--- Start Data excerpts ---
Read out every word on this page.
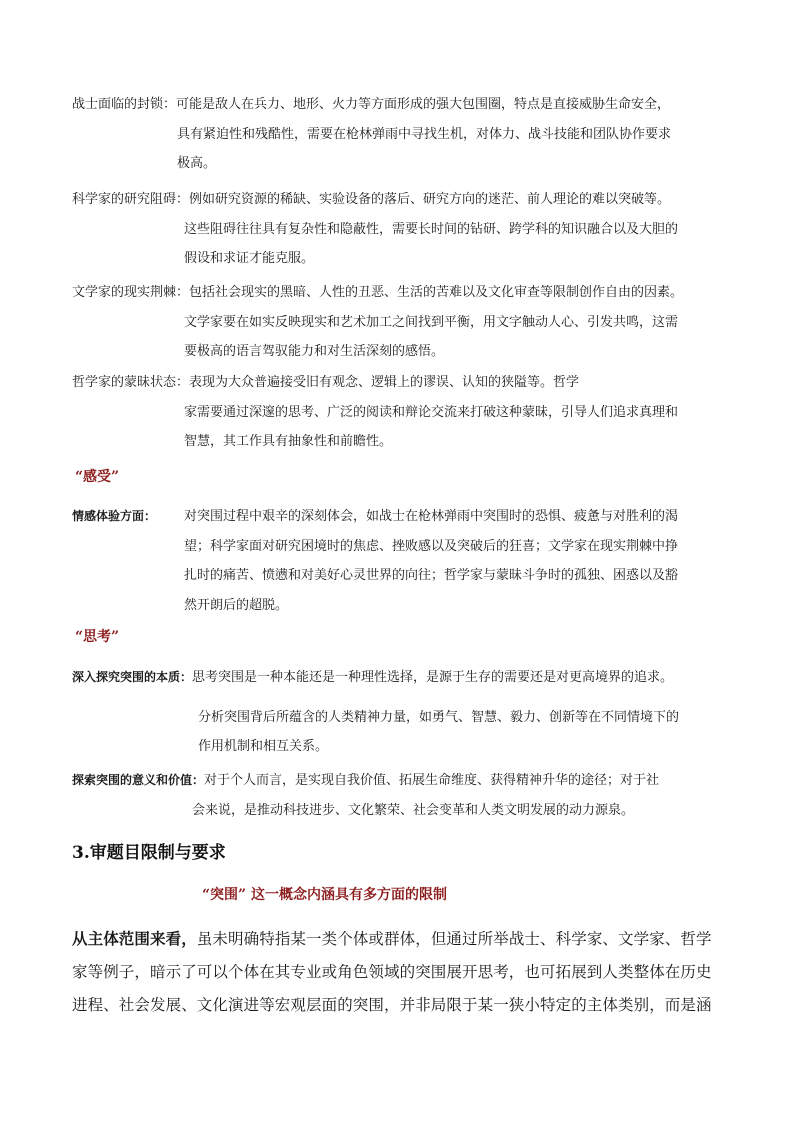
战士面临的封锁：可能是敌人在兵力、地形、火力等方面形成的强大包围圈，特点是直接威胁生命安全，
具有紧迫性和残酷性，需要在枪林弹雨中寻找生机，对体力、战斗技能和团队协作要求
极高。
科学家的研究阻碍：例如研究资源的稀缺、实验设备的落后、研究方向的迷茫、前人理论的难以突破等。
这些阻碍往往具有复杂性和隐蔽性，需要长时间的钻研、跨学科的知识融合以及大胆的
假设和求证才能克服。
文学家的现实荆棘：包括社会现实的黑暗、人性的丑恶、生活的苦难以及文化审查等限制创作自由的因素。
文学家要在如实反映现实和艺术加工之间找到平衡，用文字触动人心、引发共鸣，这需
要极高的语言驾驭能力和对生活深刻的感悟。
哲学家的蒙昧状态：表现为大众普遍接受旧有观念、逻辑上的谬误、认知的狭隘等。哲学
家需要通过深邃的思考、广泛的阅读和辩论交流来打破这种蒙昧，引导人们追求真理和
智慧，其工作具有抽象性和前瞻性。
“感受”
情感体验方面： 对突围过程中艰辛的深刻体会，如战士在枪林弹雨中突围时的恐惧、疲惫与对胜利的渴
望；科学家面对研究困境时的焦虑、挫败感以及突破后的狂喜；文学家在现实荆棘中挣
扎时的痛苦、愤懑和对美好心灵世界的向往；哲学家与蒙昧斗争时的孤独、困惑以及豁
然开朗后的超脱。
“思考”
深入探究突围的本质：思考突围是一种本能还是一种理性选择，是源于生存的需要还是对更高境界的追求。
分析突围背后所蕴含的人类精神力量，如勇气、智慧、毅力、创新等在不同情境下的
作用机制和相互关系。
探索突围的意义和价值：对于个人而言，是实现自我价值、拓展生命维度、获得精神升华的途径；对于社
会来说，是推动科技进步、文化繁荣、社会变革和人类文明发展的动力源泉。
3.审题目限制与要求
“突围” 这一概念内涵具有多方面的限制
从主体范围来看，虽未明确特指某一类个体或群体，但通过所举战士、科学家、文学家、哲学
家等例子，暗示了可以个体在其专业或角色领域的突围展开思考，也可拓展到人类整体在历史
进程、社会发展、文化演进等宏观层面的突围，并非局限于某一狭小特定的主体类别，而是涵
--- End Data excerpts ---
* Exercise task *
Leave the pictures out and print the records above exactly as they stand.

* Task output *
Read out every word on this page.
战士面临的封锁：可能是敌人在兵力、地形、火力等方面形成的强大包围圈，特点是直接威胁生命安全，
具有紧迫性和残酷性，需要在枪林弹雨中寻找生机，对体力、战斗技能和团队协作要求
极高。
科学家的研究阻碍：例如研究资源的稀缺、实验设备的落后、研究方向的迷茫、前人理论的难以突破等。
这些阻碍往往具有复杂性和隐蔽性，需要长时间的钻研、跨学科的知识融合以及大胆的
假设和求证才能克服。
文学家的现实荆棘：包括社会现实的黑暗、人性的丑恶、生活的苦难以及文化审查等限制创作自由的因素。
文学家要在如实反映现实和艺术加工之间找到平衡，用文字触动人心、引发共鸣，这需
要极高的语言驾驭能力和对生活深刻的感悟。
哲学家的蒙昧状态：表现为大众普遍接受旧有观念、逻辑上的谬误、认知的狭隘等。哲学
家需要通过深邃的思考、广泛的阅读和辩论交流来打破这种蒙昧，引导人们追求真理和
智慧，其工作具有抽象性和前瞻性。
“感受”
情感体验方面： 对突围过程中艰辛的深刻体会，如战士在枪林弹雨中突围时的恐惧、疲惫与对胜利的渴
望；科学家面对研究困境时的焦虑、挫败感以及突破后的狂喜；文学家在现实荆棘中挣
扎时的痛苦、愤懑和对美好心灵世界的向往；哲学家与蒙昧斗争时的孤独、困惑以及豁
然开朗后的超脱。
“思考”
深入探究突围的本质：思考突围是一种本能还是一种理性选择，是源于生存的需要还是对更高境界的追求。
分析突围背后所蕴含的人类精神力量，如勇气、智慧、毅力、创新等在不同情境下的
作用机制和相互关系。
探索突围的意义和价值：对于个人而言，是实现自我价值、拓展生命维度、获得精神升华的途径；对于社
会来说，是推动科技进步、文化繁荣、社会变革和人类文明发展的动力源泉。
3.审题目限制与要求
“突围” 这一概念内涵具有多方面的限制
从主体范围来看，虽未明确特指某一类个体或群体，但通过所举战士、科学家、文学家、哲学
家等例子，暗示了可以个体在其专业或角色领域的突围展开思考，也可拓展到人类整体在历史
进程、社会发展、文化演进等宏观层面的突围，并非局限于某一狭小特定的主体类别，而是涵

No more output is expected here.